State how many lines of the entries below hold the word "position"; reply with nothing but the number.

▽

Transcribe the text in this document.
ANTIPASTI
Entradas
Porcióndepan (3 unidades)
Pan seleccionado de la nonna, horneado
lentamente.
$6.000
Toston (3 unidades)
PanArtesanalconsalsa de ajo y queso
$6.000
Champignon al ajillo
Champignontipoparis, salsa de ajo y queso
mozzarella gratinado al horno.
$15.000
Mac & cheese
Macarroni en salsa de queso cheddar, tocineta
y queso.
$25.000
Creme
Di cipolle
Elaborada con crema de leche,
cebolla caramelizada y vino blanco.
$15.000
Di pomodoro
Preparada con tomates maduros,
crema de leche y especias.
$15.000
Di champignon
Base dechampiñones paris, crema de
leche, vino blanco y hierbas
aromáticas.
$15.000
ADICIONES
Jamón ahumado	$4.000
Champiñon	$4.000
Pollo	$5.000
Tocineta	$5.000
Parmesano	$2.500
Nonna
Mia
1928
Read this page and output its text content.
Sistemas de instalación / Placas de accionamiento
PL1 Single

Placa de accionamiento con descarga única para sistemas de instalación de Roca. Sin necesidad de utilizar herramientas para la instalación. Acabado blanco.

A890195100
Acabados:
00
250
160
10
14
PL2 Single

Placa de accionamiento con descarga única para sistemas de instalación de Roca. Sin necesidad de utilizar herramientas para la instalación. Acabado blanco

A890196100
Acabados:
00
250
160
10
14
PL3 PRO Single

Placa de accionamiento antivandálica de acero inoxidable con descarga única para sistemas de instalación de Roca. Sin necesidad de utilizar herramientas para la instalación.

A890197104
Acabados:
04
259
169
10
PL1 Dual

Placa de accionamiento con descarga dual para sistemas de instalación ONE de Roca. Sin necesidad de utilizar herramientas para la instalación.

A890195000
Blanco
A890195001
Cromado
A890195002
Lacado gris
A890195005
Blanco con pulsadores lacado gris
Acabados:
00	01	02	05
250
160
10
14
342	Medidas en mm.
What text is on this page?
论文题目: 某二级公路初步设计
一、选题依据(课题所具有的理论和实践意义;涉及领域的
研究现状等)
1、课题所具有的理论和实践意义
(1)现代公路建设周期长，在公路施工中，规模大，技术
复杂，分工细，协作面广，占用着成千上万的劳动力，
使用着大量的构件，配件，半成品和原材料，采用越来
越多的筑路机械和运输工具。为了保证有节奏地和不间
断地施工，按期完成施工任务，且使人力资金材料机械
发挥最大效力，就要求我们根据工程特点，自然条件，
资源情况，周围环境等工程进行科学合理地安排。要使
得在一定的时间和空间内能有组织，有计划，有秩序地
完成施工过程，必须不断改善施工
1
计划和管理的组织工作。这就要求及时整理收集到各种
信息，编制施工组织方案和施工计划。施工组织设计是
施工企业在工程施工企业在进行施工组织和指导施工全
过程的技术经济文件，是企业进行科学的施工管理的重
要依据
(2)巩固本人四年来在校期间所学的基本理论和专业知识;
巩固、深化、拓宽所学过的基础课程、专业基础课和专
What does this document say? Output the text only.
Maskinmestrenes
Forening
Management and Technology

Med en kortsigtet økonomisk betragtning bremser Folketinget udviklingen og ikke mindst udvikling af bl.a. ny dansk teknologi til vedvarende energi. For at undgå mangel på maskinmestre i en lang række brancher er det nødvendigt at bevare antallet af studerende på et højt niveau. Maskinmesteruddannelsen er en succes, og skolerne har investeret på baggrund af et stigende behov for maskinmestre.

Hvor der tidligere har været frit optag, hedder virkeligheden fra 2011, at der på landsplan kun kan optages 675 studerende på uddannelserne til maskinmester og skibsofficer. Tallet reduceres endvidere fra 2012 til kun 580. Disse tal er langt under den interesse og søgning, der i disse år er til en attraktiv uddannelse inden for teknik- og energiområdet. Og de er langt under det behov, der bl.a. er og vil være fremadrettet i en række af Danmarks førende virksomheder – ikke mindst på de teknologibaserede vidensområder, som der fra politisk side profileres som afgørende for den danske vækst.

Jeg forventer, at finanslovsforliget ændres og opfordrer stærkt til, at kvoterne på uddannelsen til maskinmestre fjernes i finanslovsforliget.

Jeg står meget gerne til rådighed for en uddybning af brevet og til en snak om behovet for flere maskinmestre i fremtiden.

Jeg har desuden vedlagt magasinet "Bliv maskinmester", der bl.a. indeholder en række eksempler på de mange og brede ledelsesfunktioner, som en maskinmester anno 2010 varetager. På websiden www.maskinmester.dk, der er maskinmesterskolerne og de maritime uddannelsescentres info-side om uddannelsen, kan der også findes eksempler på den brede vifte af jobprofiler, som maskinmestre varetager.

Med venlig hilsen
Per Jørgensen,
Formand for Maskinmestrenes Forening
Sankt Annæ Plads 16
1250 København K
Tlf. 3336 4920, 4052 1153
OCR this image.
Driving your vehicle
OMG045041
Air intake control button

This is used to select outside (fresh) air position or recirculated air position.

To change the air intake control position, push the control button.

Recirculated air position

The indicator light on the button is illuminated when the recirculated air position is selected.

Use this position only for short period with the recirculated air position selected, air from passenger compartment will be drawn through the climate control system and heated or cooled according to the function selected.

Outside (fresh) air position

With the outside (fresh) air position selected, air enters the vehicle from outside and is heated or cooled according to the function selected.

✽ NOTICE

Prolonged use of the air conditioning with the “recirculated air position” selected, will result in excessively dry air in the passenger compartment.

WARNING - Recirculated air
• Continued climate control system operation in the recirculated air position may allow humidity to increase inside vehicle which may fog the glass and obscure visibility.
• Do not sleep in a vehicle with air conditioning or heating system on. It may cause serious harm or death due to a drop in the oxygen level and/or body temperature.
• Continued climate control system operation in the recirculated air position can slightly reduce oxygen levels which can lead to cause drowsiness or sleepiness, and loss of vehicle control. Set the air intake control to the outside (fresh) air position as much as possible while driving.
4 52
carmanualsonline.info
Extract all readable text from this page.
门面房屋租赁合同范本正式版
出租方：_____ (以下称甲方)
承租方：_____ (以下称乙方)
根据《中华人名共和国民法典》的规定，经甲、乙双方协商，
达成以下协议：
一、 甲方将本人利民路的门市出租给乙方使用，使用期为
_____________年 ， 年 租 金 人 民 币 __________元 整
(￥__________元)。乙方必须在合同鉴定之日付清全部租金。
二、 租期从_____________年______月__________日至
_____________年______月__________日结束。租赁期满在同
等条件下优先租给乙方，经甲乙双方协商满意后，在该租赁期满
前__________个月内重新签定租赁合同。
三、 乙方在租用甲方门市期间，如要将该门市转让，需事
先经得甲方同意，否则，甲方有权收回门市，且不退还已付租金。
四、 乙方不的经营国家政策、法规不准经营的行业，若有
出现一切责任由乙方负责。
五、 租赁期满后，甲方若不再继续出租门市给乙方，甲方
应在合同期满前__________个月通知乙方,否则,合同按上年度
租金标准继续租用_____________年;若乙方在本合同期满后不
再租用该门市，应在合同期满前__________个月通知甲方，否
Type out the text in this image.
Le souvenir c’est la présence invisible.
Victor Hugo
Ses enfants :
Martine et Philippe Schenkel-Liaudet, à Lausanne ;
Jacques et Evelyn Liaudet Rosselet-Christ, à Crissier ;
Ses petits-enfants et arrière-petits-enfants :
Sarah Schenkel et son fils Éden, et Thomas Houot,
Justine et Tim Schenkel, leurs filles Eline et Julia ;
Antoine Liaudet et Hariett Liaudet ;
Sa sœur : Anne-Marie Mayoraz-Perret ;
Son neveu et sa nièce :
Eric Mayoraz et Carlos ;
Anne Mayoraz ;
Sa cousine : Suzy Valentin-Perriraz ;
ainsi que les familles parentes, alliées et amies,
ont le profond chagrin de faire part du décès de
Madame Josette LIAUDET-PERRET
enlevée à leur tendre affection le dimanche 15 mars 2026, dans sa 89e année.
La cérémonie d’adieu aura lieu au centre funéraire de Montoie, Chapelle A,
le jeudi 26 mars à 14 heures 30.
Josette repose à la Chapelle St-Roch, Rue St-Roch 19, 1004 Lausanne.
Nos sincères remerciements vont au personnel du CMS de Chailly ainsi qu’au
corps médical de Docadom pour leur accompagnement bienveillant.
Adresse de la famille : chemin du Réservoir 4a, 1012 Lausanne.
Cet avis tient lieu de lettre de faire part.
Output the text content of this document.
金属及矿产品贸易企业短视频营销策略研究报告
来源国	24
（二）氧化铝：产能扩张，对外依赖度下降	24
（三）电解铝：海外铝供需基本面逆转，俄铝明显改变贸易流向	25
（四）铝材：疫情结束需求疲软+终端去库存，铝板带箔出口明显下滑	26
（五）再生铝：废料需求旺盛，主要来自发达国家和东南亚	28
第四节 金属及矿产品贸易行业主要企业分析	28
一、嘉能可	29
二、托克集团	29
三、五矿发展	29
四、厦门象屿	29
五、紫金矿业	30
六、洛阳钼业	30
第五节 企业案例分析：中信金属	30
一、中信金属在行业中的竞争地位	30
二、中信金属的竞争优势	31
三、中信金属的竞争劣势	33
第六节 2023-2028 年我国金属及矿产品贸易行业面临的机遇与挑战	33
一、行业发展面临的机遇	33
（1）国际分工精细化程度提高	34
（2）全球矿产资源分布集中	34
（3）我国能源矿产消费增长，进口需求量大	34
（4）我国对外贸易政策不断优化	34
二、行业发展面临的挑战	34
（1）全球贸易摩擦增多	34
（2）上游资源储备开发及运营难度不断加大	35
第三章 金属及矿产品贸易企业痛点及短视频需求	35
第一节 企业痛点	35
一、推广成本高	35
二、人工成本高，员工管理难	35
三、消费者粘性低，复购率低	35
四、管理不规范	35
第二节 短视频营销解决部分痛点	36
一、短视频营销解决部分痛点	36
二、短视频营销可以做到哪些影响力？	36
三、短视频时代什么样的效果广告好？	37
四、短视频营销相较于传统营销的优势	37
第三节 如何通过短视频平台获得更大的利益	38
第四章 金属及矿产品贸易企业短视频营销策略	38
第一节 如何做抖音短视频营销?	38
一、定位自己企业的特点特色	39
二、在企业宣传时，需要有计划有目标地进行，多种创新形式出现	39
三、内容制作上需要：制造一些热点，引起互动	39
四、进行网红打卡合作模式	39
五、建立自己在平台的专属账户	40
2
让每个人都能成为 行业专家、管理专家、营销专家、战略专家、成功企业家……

△

Exercise output: 10